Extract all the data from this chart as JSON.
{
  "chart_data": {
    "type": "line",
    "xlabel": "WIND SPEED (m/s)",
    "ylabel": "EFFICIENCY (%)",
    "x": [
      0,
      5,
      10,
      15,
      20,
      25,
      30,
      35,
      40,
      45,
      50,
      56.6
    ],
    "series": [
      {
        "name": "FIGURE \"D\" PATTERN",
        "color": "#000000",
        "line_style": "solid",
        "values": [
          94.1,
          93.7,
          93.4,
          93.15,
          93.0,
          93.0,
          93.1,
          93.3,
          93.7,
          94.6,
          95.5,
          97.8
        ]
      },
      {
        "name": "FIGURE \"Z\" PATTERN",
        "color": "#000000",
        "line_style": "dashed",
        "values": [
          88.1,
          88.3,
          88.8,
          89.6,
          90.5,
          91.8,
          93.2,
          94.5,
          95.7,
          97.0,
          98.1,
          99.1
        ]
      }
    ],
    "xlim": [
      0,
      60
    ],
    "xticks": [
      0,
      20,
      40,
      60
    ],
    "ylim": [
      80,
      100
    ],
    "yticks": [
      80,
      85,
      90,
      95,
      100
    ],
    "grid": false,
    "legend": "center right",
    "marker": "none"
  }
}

▸ **Description of the task**: Reproduce the entire listing word for word.

▸ **Answer below**:
Extract all the data from this chart as JSON.
{
  "chart_data": {
    "type": "line",
    "xlabel": "WIND SPEED (m/s)",
    "ylabel": "EFFICIENCY (%)",
    "x": [
      0,
      5,
      10,
      15,
      20,
      25,
      30,
      35,
      40,
      45,
      50,
      56.6
    ],
    "series": [
      {
        "name": "FIGURE \"D\" PATTERN",
        "color": "#000000",
        "line_style": "solid",
        "values": [
          94.1,
          93.7,
          93.4,
          93.15,
          93.0,
          93.0,
          93.1,
          93.3,
          93.7,
          94.6,
          95.5,
          97.8
        ]
      },
      {
        "name": "FIGURE \"Z\" PATTERN",
        "color": "#000000",
        "line_style": "dashed",
        "values": [
          88.1,
          88.3,
          88.8,
          89.6,
          90.5,
          91.8,
          93.2,
          94.5,
          95.7,
          97.0,
          98.1,
          99.1
        ]
      }
    ],
    "xlim": [
      0,
      60
    ],
    "xticks": [
      0,
      20,
      40,
      60
    ],
    "ylim": [
      80,
      100
    ],
    "yticks": [
      80,
      85,
      90,
      95,
      100
    ],
    "grid": false,
    "legend": "center right",
    "marker": "none"
  }
}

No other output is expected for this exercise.